** START OF SOURCE RECORDS **

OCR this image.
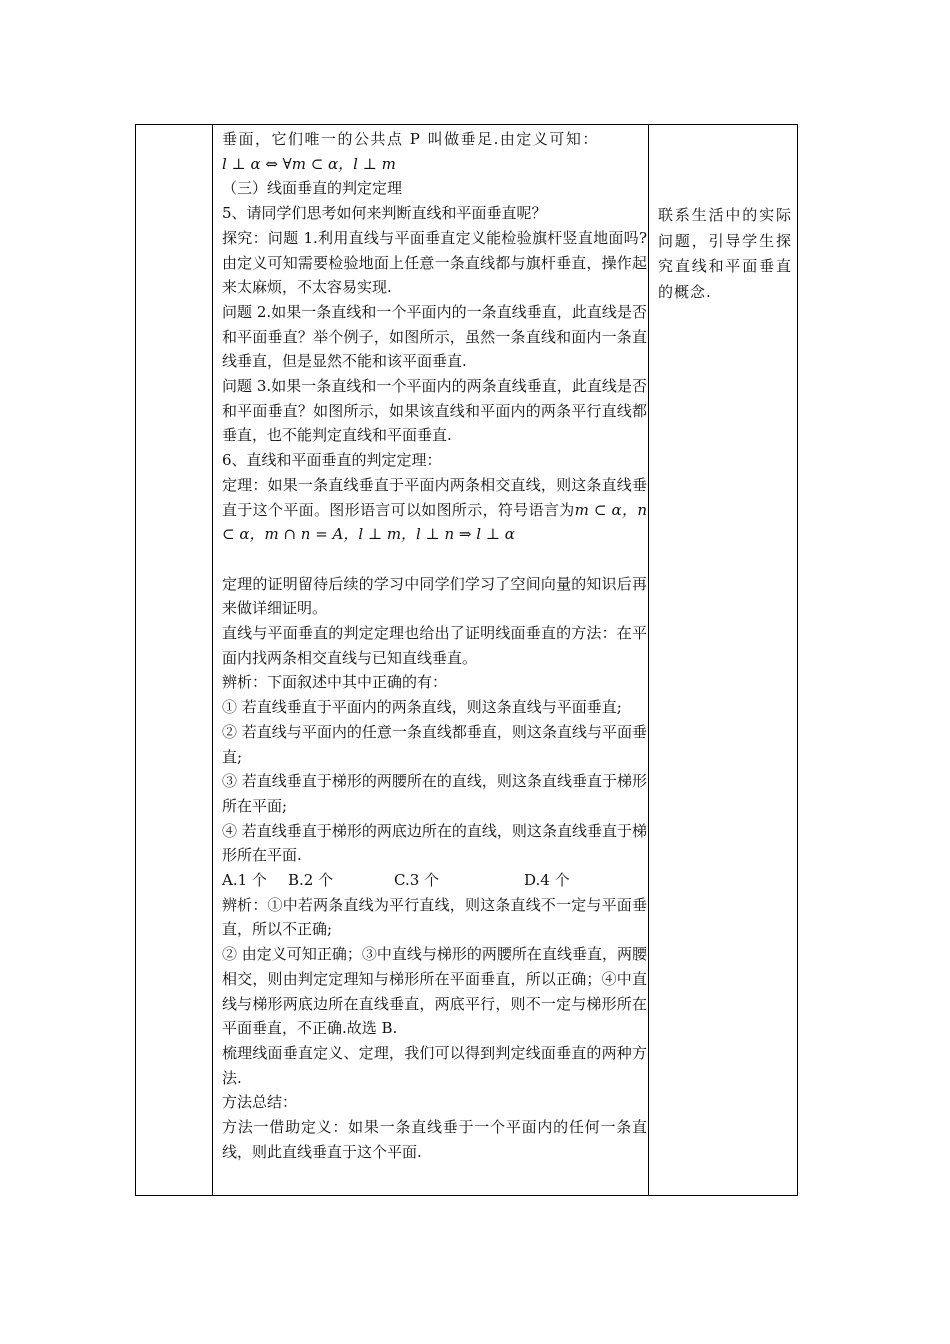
垂面，它们唯一的公共点 P 叫做垂足.由定义可知：

l ⊥ α ⇔ ∀m ⊂ α，l ⊥ m

（三）线面垂直的判定定理

5、请同学们思考如何来判断直线和平面垂直呢？

探究：问题 1.利用直线与平面垂直定义能检验旗杆竖直地面吗?由定义可知需要检验地面上任意一条直线都与旗杆垂直，操作起来太麻烦，不太容易实现.

问题 2.如果一条直线和一个平面内的一条直线垂直，此直线是否和平面垂直？举个例子，如图所示，虽然一条直线和面内一条直线垂直，但是显然不能和该平面垂直.

问题 3.如果一条直线和一个平面内的两条直线垂直，此直线是否和平面垂直？如图所示，如果该直线和平面内的两条平行直线都垂直，也不能判定直线和平面垂直.

6、直线和平面垂直的判定定理：

定理：如果一条直线垂直于平面内两条相交直线，则这条直线垂直于这个平面。图形语言可以如图所示，符号语言为m ⊂ α，n ⊂ α，m ∩ n = A，l ⊥ m，l ⊥ n ⇒ l ⊥ α

定理的证明留待后续的学习中同学们学习了空间向量的知识后再来做详细证明。

直线与平面垂直的判定定理也给出了证明线面垂直的方法：在平面内找两条相交直线与已知直线垂直。

辨析：下面叙述中其中正确的有：

① 若直线垂直于平面内的两条直线，则这条直线与平面垂直;

② 若直线与平面内的任意一条直线都垂直，则这条直线与平面垂直;

③ 若直线垂直于梯形的两腰所在的直线，则这条直线垂直于梯形所在平面;

④ 若直线垂直于梯形的两底边所在的直线，则这条直线垂直于梯形所在平面.

A.1 个 B.2 个	C.3 个	D.4 个

辨析：①中若两条直线为平行直线，则这条直线不一定与平面垂直，所以不正确;

② 由定义可知正确；③中直线与梯形的两腰所在直线垂直，两腰相交，则由判定定理知与梯形所在平面垂直，所以正确；④中直线与梯形两底边所在直线垂直，两底平行，则不一定与梯形所在平面垂直，不正确.故选 B.

梳理线面垂直定义、定理，我们可以得到判定线面垂直的两种方法.

方法总结：

方法一借助定义：如果一条直线垂于一个平面内的任何一条直线，则此直线垂直于这个平面.

联系生活中的实际问题，引导学生探究直线和平面垂直的概念.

** END OF SOURCE RECORDS **

WHAT YOU HAVE TO DO: The records above need to be given again exactly. Omit the pictures.

COMPLETE OUTPUT:
OCR this image.
垂面，它们唯一的公共点 P 叫做垂足.由定义可知：

l ⊥ α ⇔ ∀m ⊂ α，l ⊥ m

（三）线面垂直的判定定理

5、请同学们思考如何来判断直线和平面垂直呢？

探究：问题 1.利用直线与平面垂直定义能检验旗杆竖直地面吗?由定义可知需要检验地面上任意一条直线都与旗杆垂直，操作起来太麻烦，不太容易实现.

问题 2.如果一条直线和一个平面内的一条直线垂直，此直线是否和平面垂直？举个例子，如图所示，虽然一条直线和面内一条直线垂直，但是显然不能和该平面垂直.

问题 3.如果一条直线和一个平面内的两条直线垂直，此直线是否和平面垂直？如图所示，如果该直线和平面内的两条平行直线都垂直，也不能判定直线和平面垂直.

6、直线和平面垂直的判定定理：

定理：如果一条直线垂直于平面内两条相交直线，则这条直线垂直于这个平面。图形语言可以如图所示，符号语言为m ⊂ α，n ⊂ α，m ∩ n = A，l ⊥ m，l ⊥ n ⇒ l ⊥ α

定理的证明留待后续的学习中同学们学习了空间向量的知识后再来做详细证明。

直线与平面垂直的判定定理也给出了证明线面垂直的方法：在平面内找两条相交直线与已知直线垂直。

辨析：下面叙述中其中正确的有：

① 若直线垂直于平面内的两条直线，则这条直线与平面垂直;

② 若直线与平面内的任意一条直线都垂直，则这条直线与平面垂直;

③ 若直线垂直于梯形的两腰所在的直线，则这条直线垂直于梯形所在平面;

④ 若直线垂直于梯形的两底边所在的直线，则这条直线垂直于梯形所在平面.

A.1 个 B.2 个	C.3 个	D.4 个

辨析：①中若两条直线为平行直线，则这条直线不一定与平面垂直，所以不正确;

② 由定义可知正确；③中直线与梯形的两腰所在直线垂直，两腰相交，则由判定定理知与梯形所在平面垂直，所以正确；④中直线与梯形两底边所在直线垂直，两底平行，则不一定与梯形所在平面垂直，不正确.故选 B.

梳理线面垂直定义、定理，我们可以得到判定线面垂直的两种方法.

方法总结：

方法一借助定义：如果一条直线垂于一个平面内的任何一条直线，则此直线垂直于这个平面.

联系生活中的实际问题，引导学生探究直线和平面垂直的概念.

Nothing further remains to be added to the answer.